%%
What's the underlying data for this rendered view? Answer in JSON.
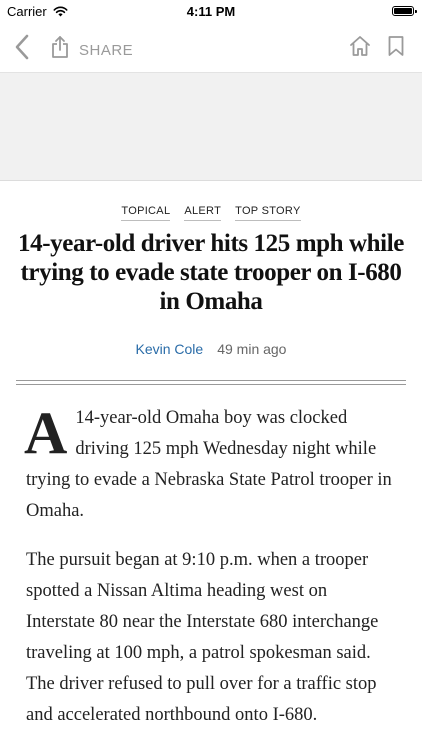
{
  "status_bar": {
    "carrier": "Carrier",
    "time": "4:11 PM"
  },
  "toolbar": {
    "share_label": "SHARE"
  },
  "article": {
    "tags": [
      "TOPICAL",
      "ALERT",
      "TOP STORY"
    ],
    "headline": "14-year-old driver hits 125 mph while trying to evade state trooper on I-680 in Omaha",
    "author": "Kevin Cole",
    "time_ago": "49 min ago",
    "dropcap": "A",
    "paragraph1": "14-year-old Omaha boy was clocked driving 125 mph Wednesday night while trying to evade a Nebraska State Patrol trooper in Omaha.",
    "paragraph2": "The pursuit began at 9:10 p.m. when a trooper spotted a Nissan Altima heading west on Interstate 80 near the Interstate 680 interchange traveling at 100 mph, a patrol spokesman said. The driver refused to pull over for a traffic stop and accelerated northbound onto I-680."
  },
  "colors": {
    "author_link": "#2a6ca8",
    "toolbar_icon": "#9a9a9a",
    "ad_background": "#f1f1f1"
  },
  "icons": [
    "back-chevron-icon",
    "share-icon",
    "home-icon",
    "bookmark-icon",
    "wifi-icon",
    "battery-icon"
  ]
}
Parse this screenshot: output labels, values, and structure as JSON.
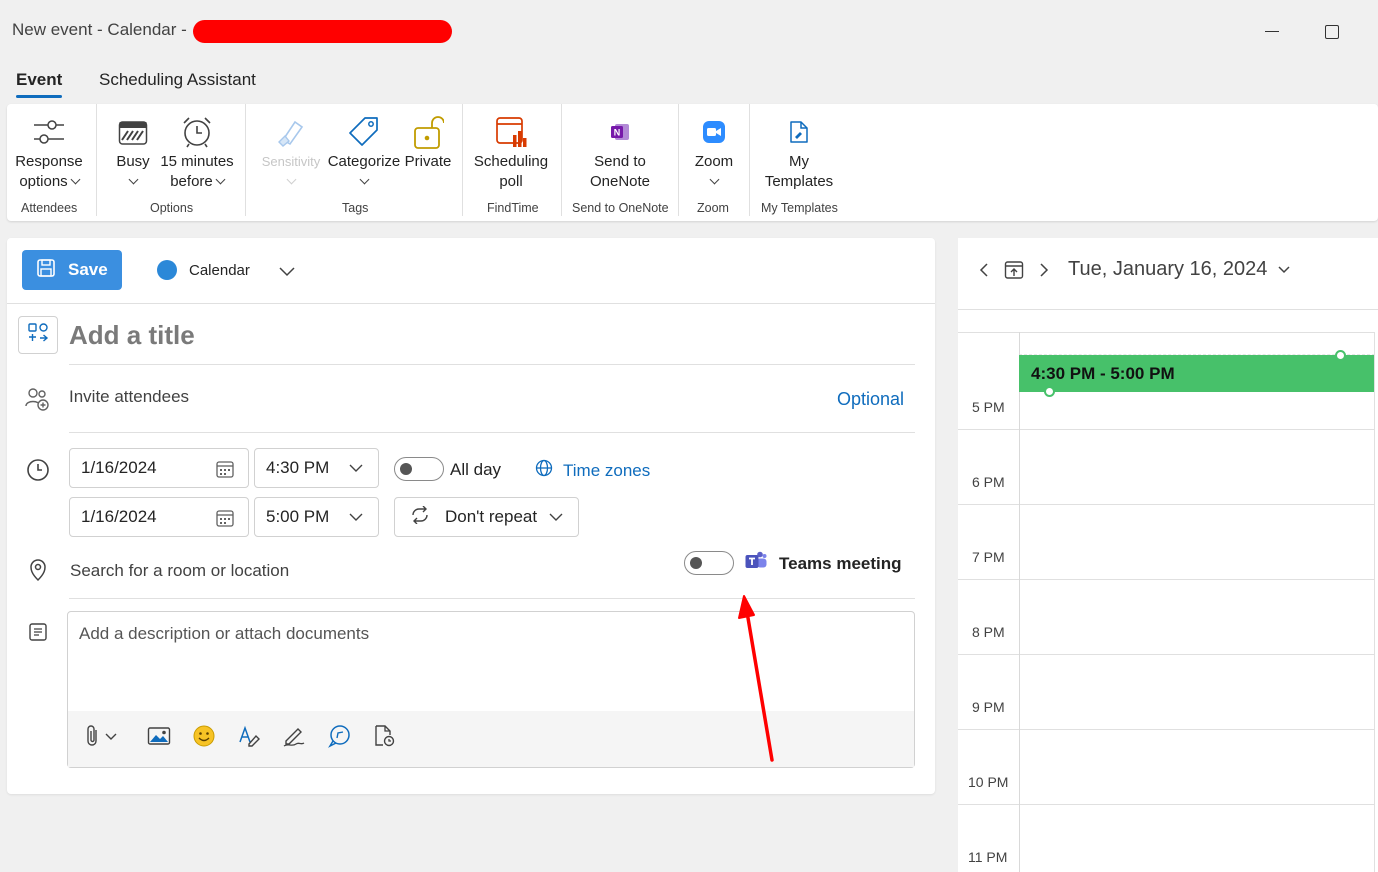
{
  "window": {
    "title": "New event - Calendar - ",
    "redaction_color": "#ff0000"
  },
  "tabs": [
    {
      "label": "Event",
      "active": true
    },
    {
      "label": "Scheduling Assistant",
      "active": false
    }
  ],
  "ribbon": {
    "response_options": {
      "line1": "Response",
      "line2": "options"
    },
    "busy": {
      "label": "Busy"
    },
    "reminder": {
      "line1": "15 minutes",
      "line2": "before"
    },
    "sensitivity": {
      "label": "Sensitivity",
      "disabled": true
    },
    "categorize": {
      "label": "Categorize"
    },
    "private": {
      "label": "Private"
    },
    "scheduling_poll": {
      "line1": "Scheduling",
      "line2": "poll"
    },
    "onenote": {
      "line1": "Send to",
      "line2": "OneNote"
    },
    "zoom": {
      "label": "Zoom"
    },
    "templates": {
      "line1": "My",
      "line2": "Templates"
    },
    "groups": {
      "attendees": "Attendees",
      "options": "Options",
      "tags": "Tags",
      "findtime": "FindTime",
      "send_to_onenote": "Send to OneNote",
      "zoom": "Zoom",
      "my_templates": "My Templates"
    }
  },
  "form": {
    "save_label": "Save",
    "calendar_name": "Calendar",
    "calendar_color": "#2b88d8",
    "title_placeholder": "Add a title",
    "attendees_placeholder": "Invite attendees",
    "optional_label": "Optional",
    "start_date": "1/16/2024",
    "start_time": "4:30 PM",
    "end_date": "1/16/2024",
    "end_time": "5:00 PM",
    "all_day_label": "All day",
    "all_day_on": false,
    "time_zones_label": "Time zones",
    "repeat_label": "Don't repeat",
    "location_placeholder": "Search for a room or location",
    "teams_label": "Teams meeting",
    "teams_on": false,
    "description_placeholder": "Add a description or attach documents"
  },
  "day_view": {
    "date_label": "Tue, January 16, 2024",
    "hours": [
      "5 PM",
      "6 PM",
      "7 PM",
      "8 PM",
      "9 PM",
      "10 PM",
      "11 PM"
    ],
    "event": {
      "time_label": "4:30 PM - 5:00 PM",
      "color": "#47c16a"
    }
  },
  "annotation": {
    "arrow_color": "#ff0000"
  }
}
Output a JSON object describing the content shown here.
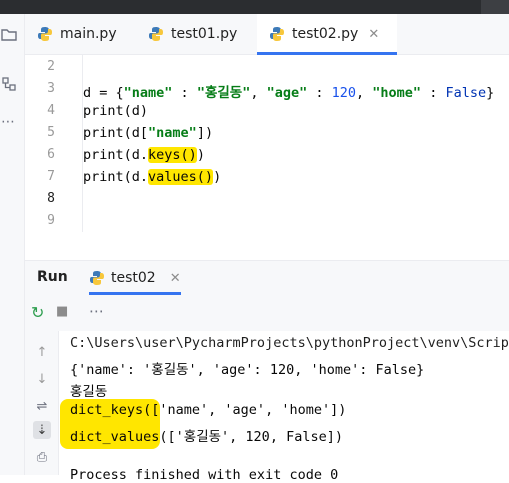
{
  "tabs": [
    {
      "label": "main.py",
      "active": false
    },
    {
      "label": "test01.py",
      "active": false
    },
    {
      "label": "test02.py",
      "active": true
    }
  ],
  "tab_close": "✕",
  "line_numbers": [
    "2",
    "3",
    "4",
    "5",
    "6",
    "7",
    "8",
    "9"
  ],
  "code": {
    "line3": {
      "d_assign": "d = {",
      "k_name": "\"name\"",
      "colon_sp": " : ",
      "v_name": "\"홍길동\"",
      "comma1": ", ",
      "k_age": "\"age\"",
      "v_age": "120",
      "comma2": ", ",
      "k_home": "\"home\"",
      "v_home": "False",
      "close": "}"
    },
    "line4": "print(d)",
    "line5_pre": "print(d[",
    "line5_key": "\"name\"",
    "line5_post": "])",
    "line6_pre": "print(d.",
    "line6_hl": "keys()",
    "line6_post": ")",
    "line7_pre": "print(d.",
    "line7_hl": "values()",
    "line7_post": ")"
  },
  "run_panel": {
    "title": "Run",
    "tab_label": "test02",
    "close": "✕"
  },
  "console": {
    "line1": "C:\\Users\\user\\PycharmProjects\\pythonProject\\venv\\Scripts\\",
    "line2": "{'name': '홍길동', 'age': 120, 'home': False}",
    "line3": "홍길동",
    "line4": "dict_keys(['name', 'age', 'home'])",
    "line5": "dict_values(['홍길동', 120, False])",
    "line6": "Process finished with exit code 0"
  },
  "icons": {
    "more": "⋯",
    "up": "↑",
    "down": "↓",
    "wrap": "⇌",
    "scroll_end": "⇣",
    "print": "⎙",
    "stop": "■",
    "rerun": "↻"
  },
  "colors": {
    "highlight": "#ffe600",
    "accent": "#3574f0",
    "string": "#067d17",
    "keyword_const": "#0033b3",
    "number": "#1750eb"
  }
}
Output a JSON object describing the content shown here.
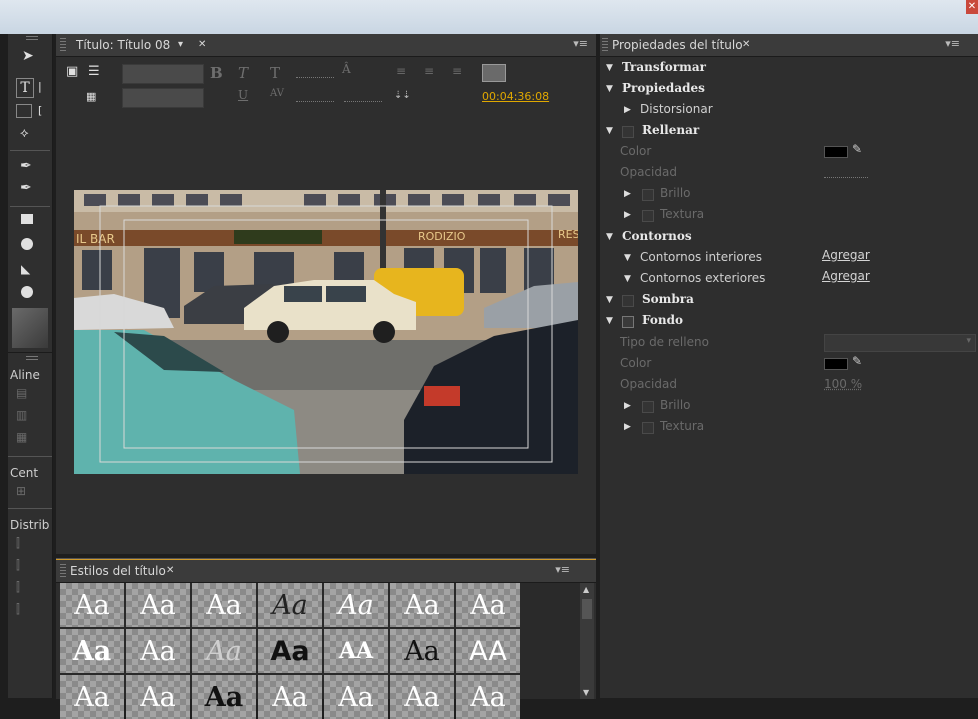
{
  "title_panel": {
    "tab_label": "Título: Título 08",
    "timecode": "00:04:36:08"
  },
  "toolbox": {
    "labels": {
      "align": "Aline",
      "center": "Cent",
      "distribute": "Distrib"
    }
  },
  "styles_panel": {
    "tab_label": "Estilos del título",
    "row1": [
      "Aa",
      "Aa",
      "Aa",
      "Aa",
      "Aa",
      "Aa",
      "Aa"
    ],
    "row2": [
      "Aa",
      "Aa",
      "Aa",
      "Aa",
      "AA",
      "Aa",
      "AA"
    ],
    "row3": [
      "Aa",
      "Aa",
      "Aa",
      "Aa",
      "Aa",
      "Aa",
      "Aa"
    ]
  },
  "properties_panel": {
    "tab_label": "Propiedades del título",
    "transform": "Transformar",
    "properties": "Propiedades",
    "distort": "Distorsionar",
    "fill": "Rellenar",
    "fill_color": "Color",
    "fill_opacity": "Opacidad",
    "fill_sheen": "Brillo",
    "fill_texture": "Textura",
    "strokes": "Contornos",
    "inner_strokes": "Contornos interiores",
    "outer_strokes": "Contornos exteriores",
    "add_inner": "Agregar",
    "add_outer": "Agregar",
    "shadow": "Sombra",
    "background": "Fondo",
    "fill_type": "Tipo de relleno",
    "bg_color": "Color",
    "bg_opacity": "Opacidad",
    "bg_opacity_value": "100 %",
    "bg_sheen": "Brillo",
    "bg_texture": "Textura"
  },
  "icons": [
    "selection-tool-icon",
    "type-tool-icon",
    "vertical-type-tool-icon",
    "pen-tool-icon",
    "rectangle-tool-icon",
    "ellipse-tool-icon",
    "wedge-tool-icon",
    "eyedropper-icon",
    "panel-menu-icon",
    "close-icon"
  ],
  "colors": {
    "accent_timecode": "#e0a800",
    "panel_bg": "#2e2e2e",
    "tab_bg": "#3b3b3b"
  }
}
%%
▶ [What is being asked]
What is the number of lines in the data that hold the word "Agregar"? Reply with that number and nothing else.

▶ [Final result]
2